--- Short task ---
Reproduce all the material exactly, minus any pictures it holds.

--- Records supplied ---
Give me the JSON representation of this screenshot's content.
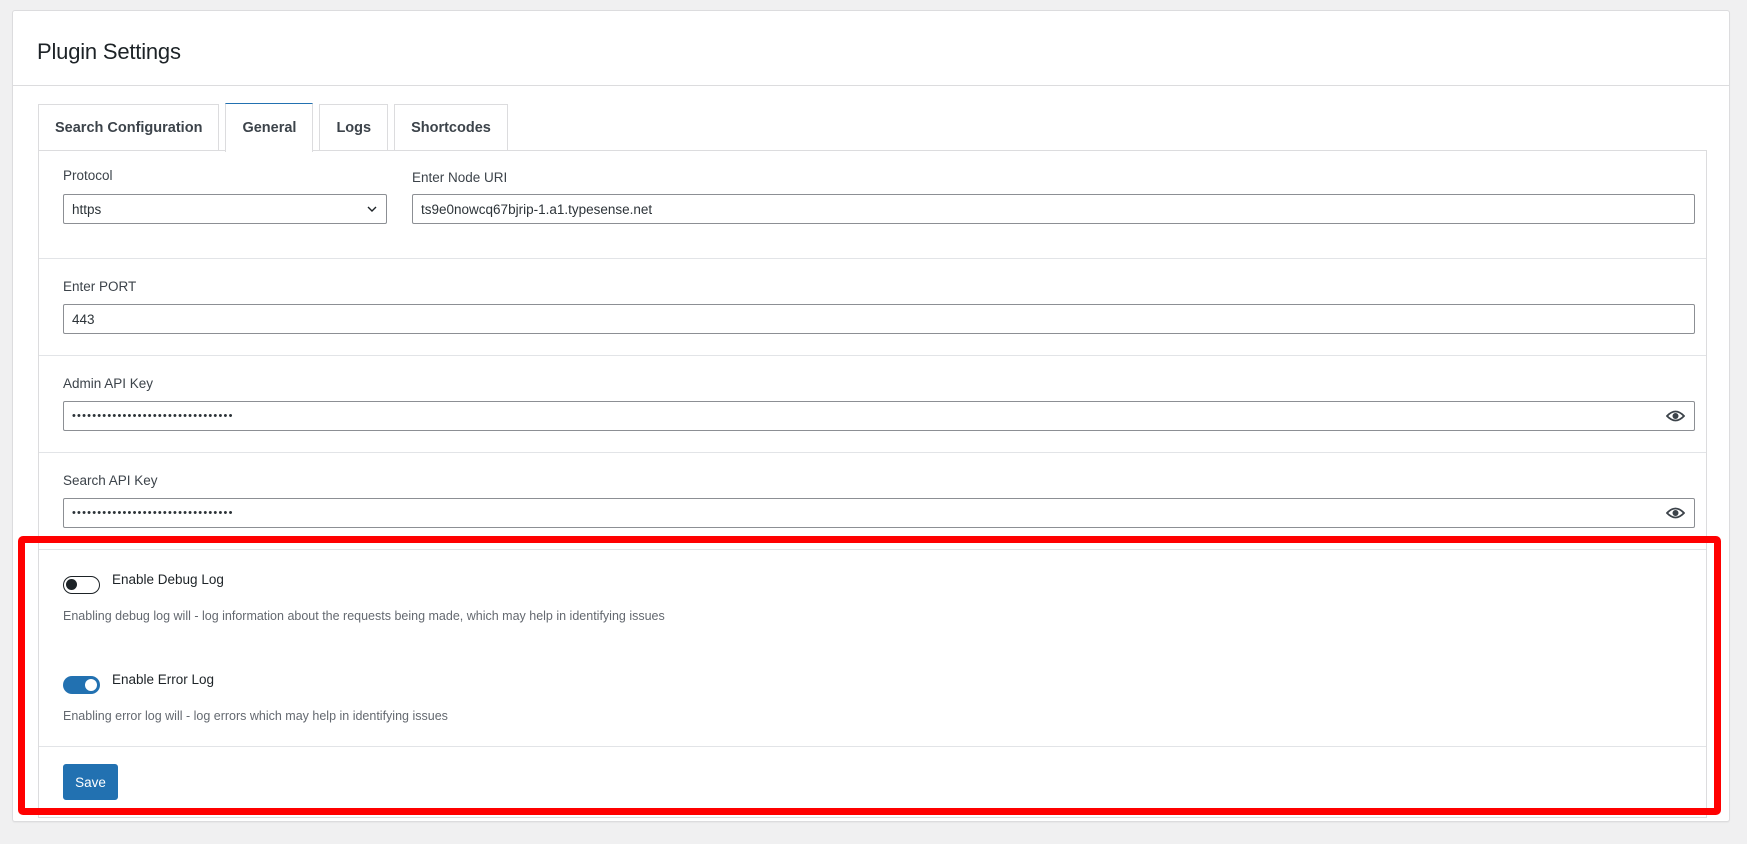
{
  "page": {
    "title": "Plugin Settings"
  },
  "tabs": [
    {
      "label": "Search Configuration",
      "active": false
    },
    {
      "label": "General",
      "active": true
    },
    {
      "label": "Logs",
      "active": false
    },
    {
      "label": "Shortcodes",
      "active": false
    }
  ],
  "general": {
    "protocol": {
      "label": "Protocol",
      "selected": "https"
    },
    "node_uri": {
      "label": "Enter Node URI",
      "value": "ts9e0nowcq67bjrip-1.a1.typesense.net"
    },
    "port": {
      "label": "Enter PORT",
      "value": "443"
    },
    "admin_api_key": {
      "label": "Admin API Key",
      "masked_value": "••••••••••••••••••••••••••••••••",
      "icon": "eye-icon"
    },
    "search_api_key": {
      "label": "Search API Key",
      "masked_value": "••••••••••••••••••••••••••••••••",
      "icon": "eye-icon"
    },
    "debug_log": {
      "label": "Enable Debug Log",
      "enabled": false,
      "description": "Enabling debug log will - log information about the requests being made, which may help in identifying issues"
    },
    "error_log": {
      "label": "Enable Error Log",
      "enabled": true,
      "description": "Enabling error log will - log errors which may help in identifying issues"
    },
    "save_label": "Save"
  },
  "colors": {
    "accent": "#2271b1",
    "highlight": "#ff0000",
    "background": "#f0f0f1"
  }
}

--- The solution ---
Give me the JSON representation of this screenshot's content.
{
  "page": {
    "title": "Plugin Settings"
  },
  "tabs": [
    {
      "label": "Search Configuration",
      "active": false
    },
    {
      "label": "General",
      "active": true
    },
    {
      "label": "Logs",
      "active": false
    },
    {
      "label": "Shortcodes",
      "active": false
    }
  ],
  "general": {
    "protocol": {
      "label": "Protocol",
      "selected": "https"
    },
    "node_uri": {
      "label": "Enter Node URI",
      "value": "ts9e0nowcq67bjrip-1.a1.typesense.net"
    },
    "port": {
      "label": "Enter PORT",
      "value": "443"
    },
    "admin_api_key": {
      "label": "Admin API Key",
      "masked_value": "••••••••••••••••••••••••••••••••",
      "icon": "eye-icon"
    },
    "search_api_key": {
      "label": "Search API Key",
      "masked_value": "••••••••••••••••••••••••••••••••",
      "icon": "eye-icon"
    },
    "debug_log": {
      "label": "Enable Debug Log",
      "enabled": false,
      "description": "Enabling debug log will - log information about the requests being made, which may help in identifying issues"
    },
    "error_log": {
      "label": "Enable Error Log",
      "enabled": true,
      "description": "Enabling error log will - log errors which may help in identifying issues"
    },
    "save_label": "Save"
  },
  "colors": {
    "accent": "#2271b1",
    "highlight": "#ff0000",
    "background": "#f0f0f1"
  }
}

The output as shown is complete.